__RECORDS SHOWN__:
☆ ☆ ☆

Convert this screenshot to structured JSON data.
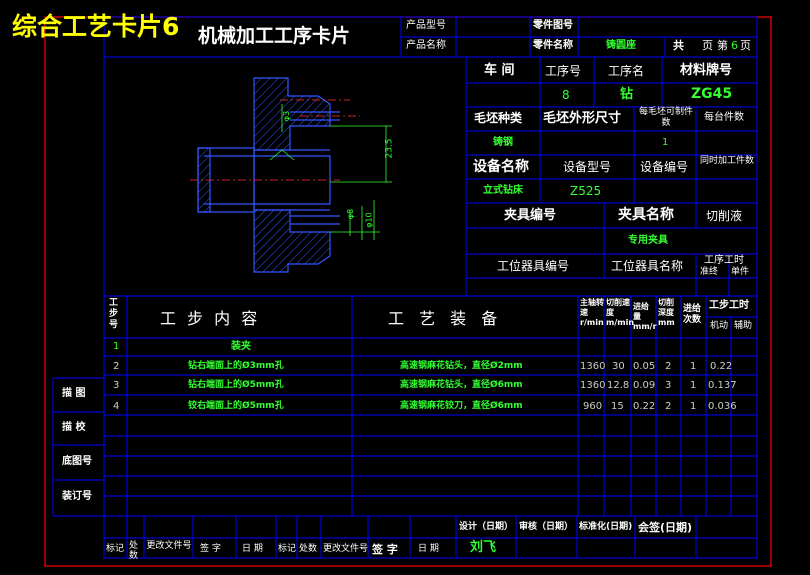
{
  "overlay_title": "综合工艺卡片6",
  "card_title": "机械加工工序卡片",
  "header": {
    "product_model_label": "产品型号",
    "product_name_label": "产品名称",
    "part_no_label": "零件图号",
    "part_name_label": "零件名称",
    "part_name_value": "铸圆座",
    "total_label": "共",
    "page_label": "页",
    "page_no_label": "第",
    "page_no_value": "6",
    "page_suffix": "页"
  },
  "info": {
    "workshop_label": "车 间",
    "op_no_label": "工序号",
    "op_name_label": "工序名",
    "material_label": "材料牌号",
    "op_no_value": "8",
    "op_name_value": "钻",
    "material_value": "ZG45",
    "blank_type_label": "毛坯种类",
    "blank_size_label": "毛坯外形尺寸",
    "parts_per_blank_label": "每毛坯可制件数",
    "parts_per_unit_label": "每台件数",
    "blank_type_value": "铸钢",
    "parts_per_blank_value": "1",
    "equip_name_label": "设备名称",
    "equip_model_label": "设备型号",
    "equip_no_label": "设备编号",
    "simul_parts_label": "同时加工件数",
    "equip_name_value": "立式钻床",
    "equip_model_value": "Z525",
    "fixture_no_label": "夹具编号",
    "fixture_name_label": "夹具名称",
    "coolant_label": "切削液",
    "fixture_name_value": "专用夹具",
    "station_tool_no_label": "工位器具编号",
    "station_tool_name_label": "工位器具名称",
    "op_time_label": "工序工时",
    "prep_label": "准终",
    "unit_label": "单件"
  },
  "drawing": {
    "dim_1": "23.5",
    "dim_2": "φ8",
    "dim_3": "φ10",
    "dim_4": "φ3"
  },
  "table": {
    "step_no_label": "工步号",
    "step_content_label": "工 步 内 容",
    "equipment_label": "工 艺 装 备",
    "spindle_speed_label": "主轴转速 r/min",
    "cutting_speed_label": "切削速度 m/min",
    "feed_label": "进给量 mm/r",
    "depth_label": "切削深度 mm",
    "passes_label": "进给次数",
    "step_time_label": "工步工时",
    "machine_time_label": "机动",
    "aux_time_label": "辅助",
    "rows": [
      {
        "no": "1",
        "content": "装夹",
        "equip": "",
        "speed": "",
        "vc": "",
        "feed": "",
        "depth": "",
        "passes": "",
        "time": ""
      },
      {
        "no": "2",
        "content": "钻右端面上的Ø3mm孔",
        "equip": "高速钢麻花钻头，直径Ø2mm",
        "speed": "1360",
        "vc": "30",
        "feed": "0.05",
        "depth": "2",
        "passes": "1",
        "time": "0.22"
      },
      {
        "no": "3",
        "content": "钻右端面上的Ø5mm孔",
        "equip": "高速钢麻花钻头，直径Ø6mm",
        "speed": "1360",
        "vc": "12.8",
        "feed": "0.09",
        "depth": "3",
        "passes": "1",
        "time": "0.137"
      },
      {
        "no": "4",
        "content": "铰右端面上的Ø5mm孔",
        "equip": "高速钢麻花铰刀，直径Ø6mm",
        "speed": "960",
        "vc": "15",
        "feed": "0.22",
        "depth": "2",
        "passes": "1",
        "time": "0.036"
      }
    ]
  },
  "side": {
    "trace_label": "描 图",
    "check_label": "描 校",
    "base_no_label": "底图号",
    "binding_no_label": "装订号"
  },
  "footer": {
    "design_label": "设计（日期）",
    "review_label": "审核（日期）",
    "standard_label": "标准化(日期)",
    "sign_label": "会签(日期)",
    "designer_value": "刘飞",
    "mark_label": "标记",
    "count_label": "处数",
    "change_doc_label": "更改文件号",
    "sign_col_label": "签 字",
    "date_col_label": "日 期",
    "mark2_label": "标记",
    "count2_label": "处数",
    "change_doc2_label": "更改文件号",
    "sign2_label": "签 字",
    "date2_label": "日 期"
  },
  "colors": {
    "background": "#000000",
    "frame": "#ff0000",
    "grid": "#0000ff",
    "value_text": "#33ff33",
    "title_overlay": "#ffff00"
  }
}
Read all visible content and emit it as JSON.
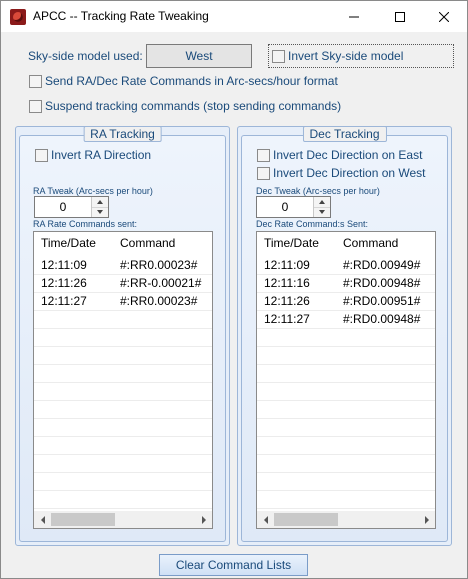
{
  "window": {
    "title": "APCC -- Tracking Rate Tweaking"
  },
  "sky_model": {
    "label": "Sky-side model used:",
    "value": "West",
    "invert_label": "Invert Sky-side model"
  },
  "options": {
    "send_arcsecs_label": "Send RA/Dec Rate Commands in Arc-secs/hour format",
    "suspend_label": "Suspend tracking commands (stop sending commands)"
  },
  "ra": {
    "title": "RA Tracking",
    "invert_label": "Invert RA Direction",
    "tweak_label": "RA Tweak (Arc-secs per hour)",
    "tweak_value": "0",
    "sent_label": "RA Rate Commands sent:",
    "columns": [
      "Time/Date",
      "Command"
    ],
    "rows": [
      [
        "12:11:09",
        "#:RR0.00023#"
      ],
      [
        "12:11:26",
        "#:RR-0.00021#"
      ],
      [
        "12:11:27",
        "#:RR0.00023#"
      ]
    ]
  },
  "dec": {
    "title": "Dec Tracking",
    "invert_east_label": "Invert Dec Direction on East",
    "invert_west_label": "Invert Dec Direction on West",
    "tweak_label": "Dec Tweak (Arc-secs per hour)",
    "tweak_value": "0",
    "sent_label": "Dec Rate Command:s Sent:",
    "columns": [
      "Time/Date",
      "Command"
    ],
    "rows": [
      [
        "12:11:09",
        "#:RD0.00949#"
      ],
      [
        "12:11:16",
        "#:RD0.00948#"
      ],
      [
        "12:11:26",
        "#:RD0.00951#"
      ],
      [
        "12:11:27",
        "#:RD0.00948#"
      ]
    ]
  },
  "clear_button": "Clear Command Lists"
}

☆ ☆ ☆

__REQUIREMENT__: Make an exact copy of every entry above, minus the images.

__OUTPUT OF THE EXERCISE__:
Convert this screenshot to structured JSON data.
{
  "overlay_title": "综合工艺卡片6",
  "card_title": "机械加工工序卡片",
  "header": {
    "product_model_label": "产品型号",
    "product_name_label": "产品名称",
    "part_no_label": "零件图号",
    "part_name_label": "零件名称",
    "part_name_value": "铸圆座",
    "total_label": "共",
    "page_label": "页",
    "page_no_label": "第",
    "page_no_value": "6",
    "page_suffix": "页"
  },
  "info": {
    "workshop_label": "车 间",
    "op_no_label": "工序号",
    "op_name_label": "工序名",
    "material_label": "材料牌号",
    "op_no_value": "8",
    "op_name_value": "钻",
    "material_value": "ZG45",
    "blank_type_label": "毛坯种类",
    "blank_size_label": "毛坯外形尺寸",
    "parts_per_blank_label": "每毛坯可制件数",
    "parts_per_unit_label": "每台件数",
    "blank_type_value": "铸钢",
    "parts_per_blank_value": "1",
    "equip_name_label": "设备名称",
    "equip_model_label": "设备型号",
    "equip_no_label": "设备编号",
    "simul_parts_label": "同时加工件数",
    "equip_name_value": "立式钻床",
    "equip_model_value": "Z525",
    "fixture_no_label": "夹具编号",
    "fixture_name_label": "夹具名称",
    "coolant_label": "切削液",
    "fixture_name_value": "专用夹具",
    "station_tool_no_label": "工位器具编号",
    "station_tool_name_label": "工位器具名称",
    "op_time_label": "工序工时",
    "prep_label": "准终",
    "unit_label": "单件"
  },
  "drawing": {
    "dim_1": "23.5",
    "dim_2": "φ8",
    "dim_3": "φ10",
    "dim_4": "φ3"
  },
  "table": {
    "step_no_label": "工步号",
    "step_content_label": "工 步 内 容",
    "equipment_label": "工 艺 装 备",
    "spindle_speed_label": "主轴转速 r/min",
    "cutting_speed_label": "切削速度 m/min",
    "feed_label": "进给量 mm/r",
    "depth_label": "切削深度 mm",
    "passes_label": "进给次数",
    "step_time_label": "工步工时",
    "machine_time_label": "机动",
    "aux_time_label": "辅助",
    "rows": [
      {
        "no": "1",
        "content": "装夹",
        "equip": "",
        "speed": "",
        "vc": "",
        "feed": "",
        "depth": "",
        "passes": "",
        "time": ""
      },
      {
        "no": "2",
        "content": "钻右端面上的Ø3mm孔",
        "equip": "高速钢麻花钻头，直径Ø2mm",
        "speed": "1360",
        "vc": "30",
        "feed": "0.05",
        "depth": "2",
        "passes": "1",
        "time": "0.22"
      },
      {
        "no": "3",
        "content": "钻右端面上的Ø5mm孔",
        "equip": "高速钢麻花钻头，直径Ø6mm",
        "speed": "1360",
        "vc": "12.8",
        "feed": "0.09",
        "depth": "3",
        "passes": "1",
        "time": "0.137"
      },
      {
        "no": "4",
        "content": "铰右端面上的Ø5mm孔",
        "equip": "高速钢麻花铰刀，直径Ø6mm",
        "speed": "960",
        "vc": "15",
        "feed": "0.22",
        "depth": "2",
        "passes": "1",
        "time": "0.036"
      }
    ]
  },
  "side": {
    "trace_label": "描 图",
    "check_label": "描 校",
    "base_no_label": "底图号",
    "binding_no_label": "装订号"
  },
  "footer": {
    "design_label": "设计（日期）",
    "review_label": "审核（日期）",
    "standard_label": "标准化(日期)",
    "sign_label": "会签(日期)",
    "designer_value": "刘飞",
    "mark_label": "标记",
    "count_label": "处数",
    "change_doc_label": "更改文件号",
    "sign_col_label": "签 字",
    "date_col_label": "日 期",
    "mark2_label": "标记",
    "count2_label": "处数",
    "change_doc2_label": "更改文件号",
    "sign2_label": "签 字",
    "date2_label": "日 期"
  },
  "colors": {
    "background": "#000000",
    "frame": "#ff0000",
    "grid": "#0000ff",
    "value_text": "#33ff33",
    "title_overlay": "#ffff00"
  }
}
Read all visible content and emit it as JSON.
{
  "window": {
    "title": "APCC -- Tracking Rate Tweaking"
  },
  "sky_model": {
    "label": "Sky-side model used:",
    "value": "West",
    "invert_label": "Invert Sky-side model"
  },
  "options": {
    "send_arcsecs_label": "Send RA/Dec Rate Commands in Arc-secs/hour format",
    "suspend_label": "Suspend tracking commands (stop sending commands)"
  },
  "ra": {
    "title": "RA Tracking",
    "invert_label": "Invert RA Direction",
    "tweak_label": "RA Tweak (Arc-secs per hour)",
    "tweak_value": "0",
    "sent_label": "RA Rate Commands sent:",
    "columns": [
      "Time/Date",
      "Command"
    ],
    "rows": [
      [
        "12:11:09",
        "#:RR0.00023#"
      ],
      [
        "12:11:26",
        "#:RR-0.00021#"
      ],
      [
        "12:11:27",
        "#:RR0.00023#"
      ]
    ]
  },
  "dec": {
    "title": "Dec Tracking",
    "invert_east_label": "Invert Dec Direction on East",
    "invert_west_label": "Invert Dec Direction on West",
    "tweak_label": "Dec Tweak (Arc-secs per hour)",
    "tweak_value": "0",
    "sent_label": "Dec Rate Command:s Sent:",
    "columns": [
      "Time/Date",
      "Command"
    ],
    "rows": [
      [
        "12:11:09",
        "#:RD0.00949#"
      ],
      [
        "12:11:16",
        "#:RD0.00948#"
      ],
      [
        "12:11:26",
        "#:RD0.00951#"
      ],
      [
        "12:11:27",
        "#:RD0.00948#"
      ]
    ]
  },
  "clear_button": "Clear Command Lists"
}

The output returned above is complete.